--- Data supplied ---
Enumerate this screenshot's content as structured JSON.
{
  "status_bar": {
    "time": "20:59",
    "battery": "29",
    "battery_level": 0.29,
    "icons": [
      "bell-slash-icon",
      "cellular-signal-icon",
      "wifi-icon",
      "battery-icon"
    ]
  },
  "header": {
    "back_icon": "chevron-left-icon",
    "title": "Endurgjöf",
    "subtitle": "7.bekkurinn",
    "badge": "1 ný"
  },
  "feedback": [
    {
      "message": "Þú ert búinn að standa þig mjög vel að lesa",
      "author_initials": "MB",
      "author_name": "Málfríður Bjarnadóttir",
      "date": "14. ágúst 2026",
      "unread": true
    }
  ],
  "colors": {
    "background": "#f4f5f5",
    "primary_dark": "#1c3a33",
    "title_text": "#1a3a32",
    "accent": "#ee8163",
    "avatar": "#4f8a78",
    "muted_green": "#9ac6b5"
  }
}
---
Exercise >> Reproduce the material precisely, including every line.

The reply >>
Enumerate this screenshot's content as structured JSON.
{
  "status_bar": {
    "time": "20:59",
    "battery": "29",
    "battery_level": 0.29,
    "icons": [
      "bell-slash-icon",
      "cellular-signal-icon",
      "wifi-icon",
      "battery-icon"
    ]
  },
  "header": {
    "back_icon": "chevron-left-icon",
    "title": "Endurgjöf",
    "subtitle": "7.bekkurinn",
    "badge": "1 ný"
  },
  "feedback": [
    {
      "message": "Þú ert búinn að standa þig mjög vel að lesa",
      "author_initials": "MB",
      "author_name": "Málfríður Bjarnadóttir",
      "date": "14. ágúst 2026",
      "unread": true
    }
  ],
  "colors": {
    "background": "#f4f5f5",
    "primary_dark": "#1c3a33",
    "title_text": "#1a3a32",
    "accent": "#ee8163",
    "avatar": "#4f8a78",
    "muted_green": "#9ac6b5"
  }
}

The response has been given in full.